◆ **DIRECTIONS FOR THIS TASK**: Present the following data again exactly as it is shown.

◆ **DATA IN THIS EXERCISE**:
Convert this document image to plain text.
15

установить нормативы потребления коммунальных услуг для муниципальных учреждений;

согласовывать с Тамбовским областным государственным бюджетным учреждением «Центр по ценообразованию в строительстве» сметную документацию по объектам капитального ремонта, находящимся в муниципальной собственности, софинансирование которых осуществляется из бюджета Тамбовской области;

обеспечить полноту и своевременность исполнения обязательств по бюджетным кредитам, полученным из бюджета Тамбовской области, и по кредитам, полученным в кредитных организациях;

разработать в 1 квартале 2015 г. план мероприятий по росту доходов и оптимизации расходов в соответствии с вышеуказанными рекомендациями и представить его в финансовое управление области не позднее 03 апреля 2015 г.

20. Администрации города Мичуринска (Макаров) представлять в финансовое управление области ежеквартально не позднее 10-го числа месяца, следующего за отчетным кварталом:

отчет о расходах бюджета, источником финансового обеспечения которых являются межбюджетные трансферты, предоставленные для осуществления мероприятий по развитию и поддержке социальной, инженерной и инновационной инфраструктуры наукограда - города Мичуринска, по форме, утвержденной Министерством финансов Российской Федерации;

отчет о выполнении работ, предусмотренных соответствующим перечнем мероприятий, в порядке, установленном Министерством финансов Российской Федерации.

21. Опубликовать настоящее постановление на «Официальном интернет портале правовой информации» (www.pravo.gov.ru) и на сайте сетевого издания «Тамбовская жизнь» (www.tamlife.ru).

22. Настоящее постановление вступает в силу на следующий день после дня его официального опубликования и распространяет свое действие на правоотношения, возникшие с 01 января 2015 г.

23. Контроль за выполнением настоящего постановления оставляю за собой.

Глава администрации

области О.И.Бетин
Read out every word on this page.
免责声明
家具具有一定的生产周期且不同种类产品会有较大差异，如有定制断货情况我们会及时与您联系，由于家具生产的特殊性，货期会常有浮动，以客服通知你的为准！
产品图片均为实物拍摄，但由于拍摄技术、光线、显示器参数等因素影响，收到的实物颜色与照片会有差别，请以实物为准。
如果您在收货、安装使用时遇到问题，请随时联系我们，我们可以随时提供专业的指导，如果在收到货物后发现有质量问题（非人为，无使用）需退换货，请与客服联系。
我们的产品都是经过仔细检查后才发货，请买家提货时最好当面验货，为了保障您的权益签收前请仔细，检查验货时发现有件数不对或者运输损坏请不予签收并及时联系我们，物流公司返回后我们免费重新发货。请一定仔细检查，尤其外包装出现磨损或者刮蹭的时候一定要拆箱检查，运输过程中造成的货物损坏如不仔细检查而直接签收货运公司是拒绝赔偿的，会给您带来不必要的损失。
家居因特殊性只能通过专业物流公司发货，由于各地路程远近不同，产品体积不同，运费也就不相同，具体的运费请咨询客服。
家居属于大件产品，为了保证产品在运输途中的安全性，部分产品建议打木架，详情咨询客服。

◆ **RESULT OF THE TASK**:
Convert this document image to plain text.
15

установить нормативы потребления коммунальных услуг для муниципальных учреждений;

согласовывать с Тамбовским областным государственным бюджетным учреждением «Центр по ценообразованию в строительстве» сметную документацию по объектам капитального ремонта, находящимся в муниципальной собственности, софинансирование которых осуществляется из бюджета Тамбовской области;

обеспечить полноту и своевременность исполнения обязательств по бюджетным кредитам, полученным из бюджета Тамбовской области, и по кредитам, полученным в кредитных организациях;

разработать в 1 квартале 2015 г. план мероприятий по росту доходов и оптимизации расходов в соответствии с вышеуказанными рекомендациями и представить его в финансовое управление области не позднее 03 апреля 2015 г.

20. Администрации города Мичуринска (Макаров) представлять в финансовое управление области ежеквартально не позднее 10-го числа месяца, следующего за отчетным кварталом:

отчет о расходах бюджета, источником финансового обеспечения которых являются межбюджетные трансферты, предоставленные для осуществления мероприятий по развитию и поддержке социальной, инженерной и инновационной инфраструктуры наукограда - города Мичуринска, по форме, утвержденной Министерством финансов Российской Федерации;

отчет о выполнении работ, предусмотренных соответствующим перечнем мероприятий, в порядке, установленном Министерством финансов Российской Федерации.

21. Опубликовать настоящее постановление на «Официальном интернет портале правовой информации» (www.pravo.gov.ru) и на сайте сетевого издания «Тамбовская жизнь» (www.tamlife.ru).

22. Настоящее постановление вступает в силу на следующий день после дня его официального опубликования и распространяет свое действие на правоотношения, возникшие с 01 января 2015 г.

23. Контроль за выполнением настоящего постановления оставляю за собой.

Глава администрации

области О.И.Бетин
Read out every word on this page.
免责声明
家具具有一定的生产周期且不同种类产品会有较大差异，如有定制断货情况我们会及时与您联系，由于家具生产的特殊性，货期会常有浮动，以客服通知你的为准！
产品图片均为实物拍摄，但由于拍摄技术、光线、显示器参数等因素影响，收到的实物颜色与照片会有差别，请以实物为准。
如果您在收货、安装使用时遇到问题，请随时联系我们，我们可以随时提供专业的指导，如果在收到货物后发现有质量问题（非人为，无使用）需退换货，请与客服联系。
我们的产品都是经过仔细检查后才发货，请买家提货时最好当面验货，为了保障您的权益签收前请仔细，检查验货时发现有件数不对或者运输损坏请不予签收并及时联系我们，物流公司返回后我们免费重新发货。请一定仔细检查，尤其外包装出现磨损或者刮蹭的时候一定要拆箱检查，运输过程中造成的货物损坏如不仔细检查而直接签收货运公司是拒绝赔偿的，会给您带来不必要的损失。
家居因特殊性只能通过专业物流公司发货，由于各地路程远近不同，产品体积不同，运费也就不相同，具体的运费请咨询客服。
家居属于大件产品，为了保证产品在运输途中的安全性，部分产品建议打木架，详情咨询客服。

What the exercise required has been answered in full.